The exercise
Copy out, word for word, the stretch of rows from the one containing "Text: GUATEMALAN VS" through the one containing "Point xyxy=(125,537,148,551)", both included, and nothing else.
····················
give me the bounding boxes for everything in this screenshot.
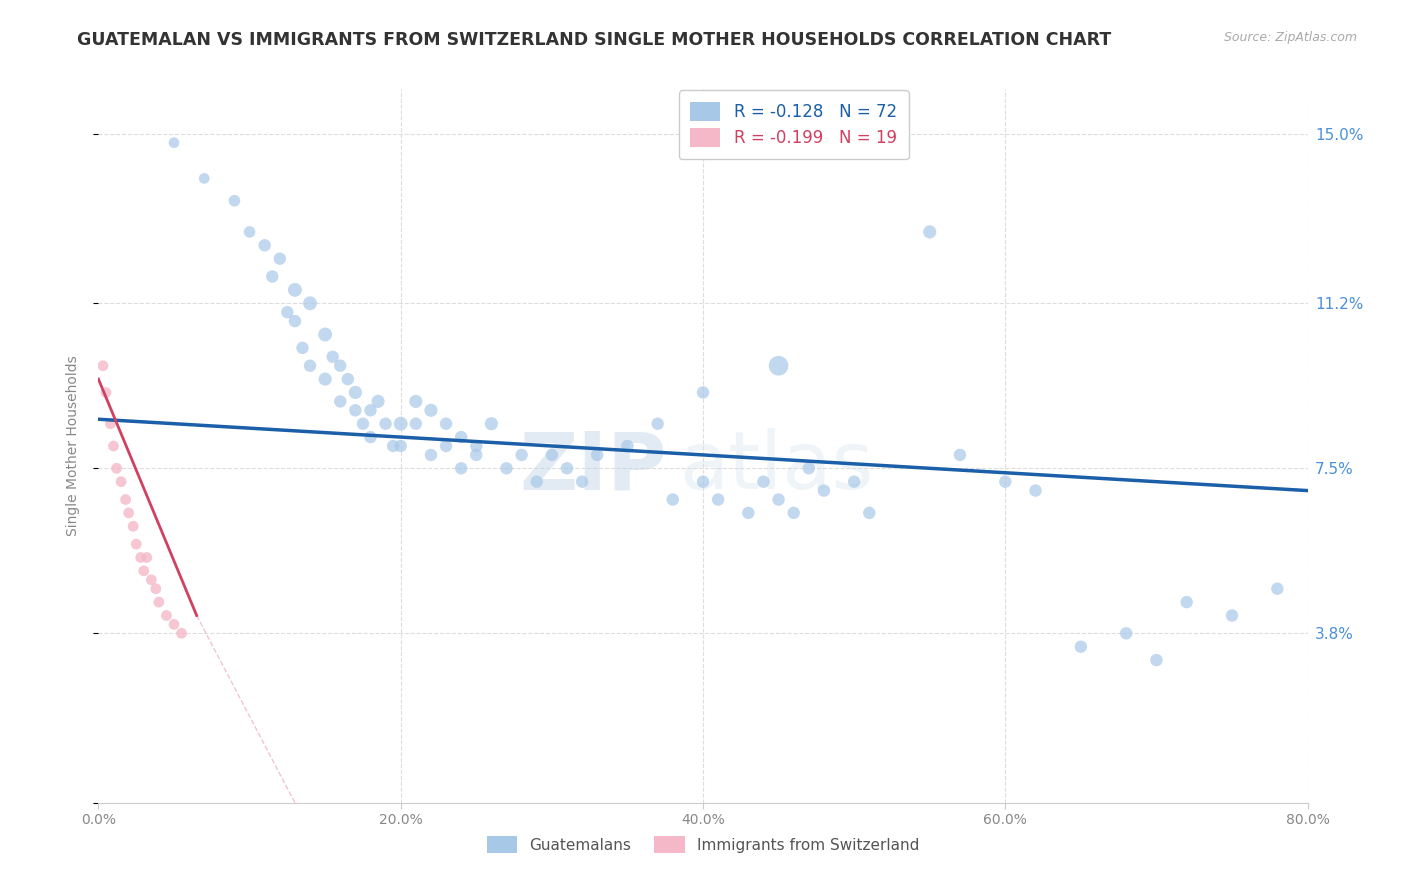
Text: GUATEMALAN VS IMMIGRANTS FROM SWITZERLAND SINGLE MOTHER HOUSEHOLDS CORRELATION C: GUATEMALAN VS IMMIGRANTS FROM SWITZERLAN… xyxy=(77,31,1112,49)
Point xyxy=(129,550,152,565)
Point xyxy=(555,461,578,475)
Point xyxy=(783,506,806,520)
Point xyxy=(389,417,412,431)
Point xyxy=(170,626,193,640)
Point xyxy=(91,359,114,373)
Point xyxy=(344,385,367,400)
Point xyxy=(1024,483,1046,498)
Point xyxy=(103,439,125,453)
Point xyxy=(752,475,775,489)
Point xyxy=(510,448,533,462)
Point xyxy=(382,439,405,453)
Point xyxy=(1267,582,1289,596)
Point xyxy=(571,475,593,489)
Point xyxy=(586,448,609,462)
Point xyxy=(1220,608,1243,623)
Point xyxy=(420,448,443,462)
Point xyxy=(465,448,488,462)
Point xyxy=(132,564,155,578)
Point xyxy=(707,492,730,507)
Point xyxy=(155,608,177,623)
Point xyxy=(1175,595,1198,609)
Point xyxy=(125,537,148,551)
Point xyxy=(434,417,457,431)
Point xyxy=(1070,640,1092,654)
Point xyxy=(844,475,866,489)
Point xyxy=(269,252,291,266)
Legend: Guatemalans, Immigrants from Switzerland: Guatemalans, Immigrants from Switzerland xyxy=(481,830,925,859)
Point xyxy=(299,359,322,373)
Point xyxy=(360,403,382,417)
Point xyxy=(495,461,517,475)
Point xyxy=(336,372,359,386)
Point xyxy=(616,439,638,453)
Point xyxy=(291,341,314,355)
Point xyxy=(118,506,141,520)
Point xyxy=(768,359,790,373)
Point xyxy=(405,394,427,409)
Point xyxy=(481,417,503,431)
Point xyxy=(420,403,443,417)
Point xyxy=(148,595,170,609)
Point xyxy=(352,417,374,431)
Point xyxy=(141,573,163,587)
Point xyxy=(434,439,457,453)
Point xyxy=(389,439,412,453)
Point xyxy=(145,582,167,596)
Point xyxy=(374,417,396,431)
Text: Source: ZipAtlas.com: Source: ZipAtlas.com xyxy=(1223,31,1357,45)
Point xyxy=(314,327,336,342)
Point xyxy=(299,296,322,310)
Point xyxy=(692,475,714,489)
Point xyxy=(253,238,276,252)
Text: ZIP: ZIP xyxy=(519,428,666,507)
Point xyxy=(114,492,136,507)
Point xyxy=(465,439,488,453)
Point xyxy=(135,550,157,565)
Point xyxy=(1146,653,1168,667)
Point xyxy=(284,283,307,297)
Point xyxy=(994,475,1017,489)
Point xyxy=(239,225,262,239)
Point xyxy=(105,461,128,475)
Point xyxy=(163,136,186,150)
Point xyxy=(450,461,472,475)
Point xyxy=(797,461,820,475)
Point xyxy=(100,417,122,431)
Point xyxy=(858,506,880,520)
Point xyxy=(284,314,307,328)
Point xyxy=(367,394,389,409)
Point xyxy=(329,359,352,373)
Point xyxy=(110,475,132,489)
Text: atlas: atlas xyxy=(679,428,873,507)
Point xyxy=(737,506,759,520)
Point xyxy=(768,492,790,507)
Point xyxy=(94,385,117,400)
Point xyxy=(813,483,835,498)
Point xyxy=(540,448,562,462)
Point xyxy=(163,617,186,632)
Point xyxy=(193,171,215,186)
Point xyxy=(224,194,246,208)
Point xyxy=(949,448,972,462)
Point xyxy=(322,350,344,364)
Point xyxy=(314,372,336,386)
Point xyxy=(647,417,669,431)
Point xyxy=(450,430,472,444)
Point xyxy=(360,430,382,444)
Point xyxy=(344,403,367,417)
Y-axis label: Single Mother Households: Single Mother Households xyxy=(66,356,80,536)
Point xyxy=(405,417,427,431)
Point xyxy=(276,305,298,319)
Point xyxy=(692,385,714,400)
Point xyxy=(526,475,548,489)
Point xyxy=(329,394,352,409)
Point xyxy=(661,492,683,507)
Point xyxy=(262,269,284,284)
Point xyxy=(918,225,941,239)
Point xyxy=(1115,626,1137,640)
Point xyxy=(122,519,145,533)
····················
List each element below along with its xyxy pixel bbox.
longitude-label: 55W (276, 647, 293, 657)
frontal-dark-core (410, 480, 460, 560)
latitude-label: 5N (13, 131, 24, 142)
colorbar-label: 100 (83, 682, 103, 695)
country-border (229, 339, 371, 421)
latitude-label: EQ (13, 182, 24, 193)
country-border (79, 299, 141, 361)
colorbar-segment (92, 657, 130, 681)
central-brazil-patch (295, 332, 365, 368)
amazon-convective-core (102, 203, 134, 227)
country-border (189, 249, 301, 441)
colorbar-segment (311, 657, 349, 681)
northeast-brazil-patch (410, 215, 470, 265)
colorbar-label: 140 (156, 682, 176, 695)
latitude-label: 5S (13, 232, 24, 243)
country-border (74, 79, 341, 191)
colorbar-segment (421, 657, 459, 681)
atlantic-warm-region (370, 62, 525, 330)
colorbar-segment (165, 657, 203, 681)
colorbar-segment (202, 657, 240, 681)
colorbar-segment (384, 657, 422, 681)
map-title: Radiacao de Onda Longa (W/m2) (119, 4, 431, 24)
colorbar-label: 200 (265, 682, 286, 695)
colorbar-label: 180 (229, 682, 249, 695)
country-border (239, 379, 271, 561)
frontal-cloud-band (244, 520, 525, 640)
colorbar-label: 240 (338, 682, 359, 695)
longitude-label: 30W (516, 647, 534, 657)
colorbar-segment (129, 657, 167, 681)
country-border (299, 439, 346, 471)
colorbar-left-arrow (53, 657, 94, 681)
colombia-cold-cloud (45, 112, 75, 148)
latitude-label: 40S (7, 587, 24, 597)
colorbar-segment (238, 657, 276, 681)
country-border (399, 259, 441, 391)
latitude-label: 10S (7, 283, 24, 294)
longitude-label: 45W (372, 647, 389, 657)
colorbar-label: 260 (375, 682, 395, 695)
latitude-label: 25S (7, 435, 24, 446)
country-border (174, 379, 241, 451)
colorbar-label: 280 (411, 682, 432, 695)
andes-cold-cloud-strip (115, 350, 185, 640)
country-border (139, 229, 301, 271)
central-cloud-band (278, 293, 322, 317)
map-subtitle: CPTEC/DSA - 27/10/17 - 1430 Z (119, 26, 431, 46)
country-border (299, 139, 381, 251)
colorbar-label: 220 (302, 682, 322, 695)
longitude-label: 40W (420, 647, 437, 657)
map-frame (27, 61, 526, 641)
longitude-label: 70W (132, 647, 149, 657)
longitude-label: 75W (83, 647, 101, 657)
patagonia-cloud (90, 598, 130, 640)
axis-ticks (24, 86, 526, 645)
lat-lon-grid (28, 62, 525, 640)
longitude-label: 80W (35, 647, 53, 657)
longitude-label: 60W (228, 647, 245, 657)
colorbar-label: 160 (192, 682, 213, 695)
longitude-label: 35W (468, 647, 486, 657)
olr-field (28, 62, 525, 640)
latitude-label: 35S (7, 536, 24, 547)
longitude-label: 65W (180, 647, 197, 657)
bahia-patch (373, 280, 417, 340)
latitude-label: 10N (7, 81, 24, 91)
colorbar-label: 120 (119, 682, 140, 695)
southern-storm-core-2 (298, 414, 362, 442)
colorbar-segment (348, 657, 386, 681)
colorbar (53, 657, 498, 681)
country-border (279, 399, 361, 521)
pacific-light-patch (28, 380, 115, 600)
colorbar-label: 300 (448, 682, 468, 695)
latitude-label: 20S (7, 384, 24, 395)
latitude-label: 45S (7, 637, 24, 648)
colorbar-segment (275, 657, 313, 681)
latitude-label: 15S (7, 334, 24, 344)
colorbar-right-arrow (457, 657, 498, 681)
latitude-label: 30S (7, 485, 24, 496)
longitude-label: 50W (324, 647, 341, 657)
····················
Problem solution
Text: GUATEMALAN VS IMMIGRANTS FROM SWITZERLAND SINGLE MOTHER HOUSEHOLDS CORRELATION C: GUATEMALAN VS IMMIGRANTS FROM SWITZERLAN… xyxy=(77,31,1112,49)
Point xyxy=(129,550,152,565)
Point xyxy=(555,461,578,475)
Point xyxy=(783,506,806,520)
Point xyxy=(389,417,412,431)
Point xyxy=(170,626,193,640)
Point xyxy=(91,359,114,373)
Point xyxy=(344,385,367,400)
Point xyxy=(1024,483,1046,498)
Point xyxy=(103,439,125,453)
Point xyxy=(752,475,775,489)
Point xyxy=(510,448,533,462)
Point xyxy=(382,439,405,453)
Point xyxy=(1267,582,1289,596)
Point xyxy=(571,475,593,489)
Point xyxy=(586,448,609,462)
Point xyxy=(1220,608,1243,623)
Point xyxy=(420,448,443,462)
Point xyxy=(465,448,488,462)
Point xyxy=(132,564,155,578)
Point xyxy=(707,492,730,507)
Point xyxy=(155,608,177,623)
Point xyxy=(1175,595,1198,609)
Point xyxy=(125,537,148,551)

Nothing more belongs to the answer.